__Exercise task A__.
In the passage about the silicon layer and its diffraction grating, reproduce the stretch from "As illustrated in" through "26 in the X-axis direction." word for word.
__Exercise task B__.
According to the passage about the silicon layer and its diffraction grating, which component is joined to the diffraction grating 26?

__Document segment__.
'''

As illustrated in FIGS. 1A and 2, the Si layer 16 of the substrate 10 has waveguides 20, grooves 22, terraces 24, and a diffraction grating 26. One of the waveguides 20, the diffraction grating 26, and another one of the waveguides 20 are arranged in that order from one end to the other end of the substrate 10 in the X-axis direction. The waveguides 20, which extend in the X-axis direction, are optically coupled to the diffraction grating 26 and have tapered portions 21 at locations where the waveguides 20 are coupled to the diffraction grating 26. Each tapered portion 21 has a width that increases toward the diffraction grating 26 and decreases with increasing distance from the diffraction grating 26 in the X-axis direction.
The Si layer 16 has a plurality of recesses 26a and a plurality of projections 26b that are arranged periodically in the X-axis direction in a region between the two tapered portions 21. Air in the recesses 26a and the projections 26b made of silicon have different refractive indices, so that the recesses 26a and the projections 26b function as the diffraction grating 26. In other words, the diffraction grating 26 includes the recesses 26a and the projections 26b. The semiconductor device 30 is joined to the diffraction grating 26.

'''

__Data__.
'''

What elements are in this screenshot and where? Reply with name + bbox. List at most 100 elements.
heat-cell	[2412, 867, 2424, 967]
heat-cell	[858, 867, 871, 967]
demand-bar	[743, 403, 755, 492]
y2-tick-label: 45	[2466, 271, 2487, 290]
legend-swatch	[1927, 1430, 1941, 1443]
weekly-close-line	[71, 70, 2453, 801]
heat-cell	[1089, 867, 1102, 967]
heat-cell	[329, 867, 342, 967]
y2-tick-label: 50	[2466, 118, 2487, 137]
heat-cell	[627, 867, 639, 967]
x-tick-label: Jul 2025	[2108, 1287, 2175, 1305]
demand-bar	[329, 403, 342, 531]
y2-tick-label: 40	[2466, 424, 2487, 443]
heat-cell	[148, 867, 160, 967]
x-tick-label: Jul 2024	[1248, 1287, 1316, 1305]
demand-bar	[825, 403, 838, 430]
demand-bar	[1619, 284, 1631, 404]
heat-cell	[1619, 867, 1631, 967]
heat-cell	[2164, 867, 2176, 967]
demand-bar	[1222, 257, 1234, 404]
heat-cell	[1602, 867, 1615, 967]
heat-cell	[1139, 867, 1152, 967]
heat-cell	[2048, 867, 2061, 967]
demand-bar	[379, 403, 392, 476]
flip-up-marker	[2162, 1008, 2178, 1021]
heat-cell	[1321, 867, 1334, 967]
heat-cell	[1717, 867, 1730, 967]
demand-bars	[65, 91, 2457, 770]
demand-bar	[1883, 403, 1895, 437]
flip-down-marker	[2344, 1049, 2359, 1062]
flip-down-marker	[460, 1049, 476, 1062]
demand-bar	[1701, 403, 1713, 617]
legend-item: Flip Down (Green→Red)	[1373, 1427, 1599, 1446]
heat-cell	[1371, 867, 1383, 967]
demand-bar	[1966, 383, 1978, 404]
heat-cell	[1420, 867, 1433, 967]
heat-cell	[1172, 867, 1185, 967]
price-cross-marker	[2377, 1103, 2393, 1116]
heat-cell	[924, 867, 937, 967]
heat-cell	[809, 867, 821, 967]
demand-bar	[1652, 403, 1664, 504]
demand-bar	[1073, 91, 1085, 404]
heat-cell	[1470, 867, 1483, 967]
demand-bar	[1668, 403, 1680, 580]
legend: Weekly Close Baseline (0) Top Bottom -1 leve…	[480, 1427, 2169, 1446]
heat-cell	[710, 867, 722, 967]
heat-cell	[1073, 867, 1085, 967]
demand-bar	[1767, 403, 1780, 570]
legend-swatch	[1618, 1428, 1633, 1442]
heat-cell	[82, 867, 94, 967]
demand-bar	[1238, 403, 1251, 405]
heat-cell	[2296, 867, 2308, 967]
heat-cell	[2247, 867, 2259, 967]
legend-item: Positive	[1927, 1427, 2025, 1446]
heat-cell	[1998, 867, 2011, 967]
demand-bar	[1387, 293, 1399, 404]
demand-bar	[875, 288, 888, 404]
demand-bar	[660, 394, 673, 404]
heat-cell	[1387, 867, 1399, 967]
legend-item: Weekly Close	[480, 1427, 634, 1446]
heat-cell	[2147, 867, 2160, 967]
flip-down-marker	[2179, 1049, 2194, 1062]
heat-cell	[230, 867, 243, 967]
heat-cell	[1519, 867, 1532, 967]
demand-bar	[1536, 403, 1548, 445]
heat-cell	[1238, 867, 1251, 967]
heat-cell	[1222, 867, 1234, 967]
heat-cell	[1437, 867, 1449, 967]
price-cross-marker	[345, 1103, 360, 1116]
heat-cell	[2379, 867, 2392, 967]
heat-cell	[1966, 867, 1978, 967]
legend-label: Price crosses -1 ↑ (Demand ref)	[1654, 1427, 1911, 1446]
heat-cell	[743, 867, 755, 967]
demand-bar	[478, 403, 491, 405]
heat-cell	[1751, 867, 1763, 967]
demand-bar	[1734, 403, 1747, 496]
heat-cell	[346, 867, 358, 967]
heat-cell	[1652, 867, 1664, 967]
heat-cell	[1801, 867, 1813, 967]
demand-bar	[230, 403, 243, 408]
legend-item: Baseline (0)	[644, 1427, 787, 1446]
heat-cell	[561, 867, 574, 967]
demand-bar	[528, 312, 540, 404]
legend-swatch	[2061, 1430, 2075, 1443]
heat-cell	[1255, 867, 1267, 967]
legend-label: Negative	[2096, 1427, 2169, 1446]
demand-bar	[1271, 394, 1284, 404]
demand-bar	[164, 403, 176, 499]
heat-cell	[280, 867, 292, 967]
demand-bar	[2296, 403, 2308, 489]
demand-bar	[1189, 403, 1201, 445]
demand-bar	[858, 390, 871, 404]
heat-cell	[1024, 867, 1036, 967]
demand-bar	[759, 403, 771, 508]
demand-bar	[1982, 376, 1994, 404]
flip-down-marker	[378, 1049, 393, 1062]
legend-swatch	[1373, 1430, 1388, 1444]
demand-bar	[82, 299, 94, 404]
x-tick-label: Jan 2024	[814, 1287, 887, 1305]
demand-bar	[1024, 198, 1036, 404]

'''

__Exercise solution A__.
As illustrated in FIGS. 1A and 2, the Si layer 16 of the substrate 10 has waveguides 20, grooves 22, terraces 24, and a diffraction grating 26. One of the waveguides 20, the diffraction grating 26, and another one of the waveguides 20 are arranged in that order from one end to the other end of the substrate 10 in the X-axis direction. The waveguides 20, which extend in the X-axis direction, are optically coupled to the diffraction grating 26 and have tapered portions 21 at locations where the waveguides 20 are coupled to the diffraction grating 26. Each tapered portion 21 has a width that increases toward the diffraction grating 26 and decreases with increasing distance from the diffraction grating 26 in the X-axis direction.

__Exercise solution B__.
The semiconductor device 30.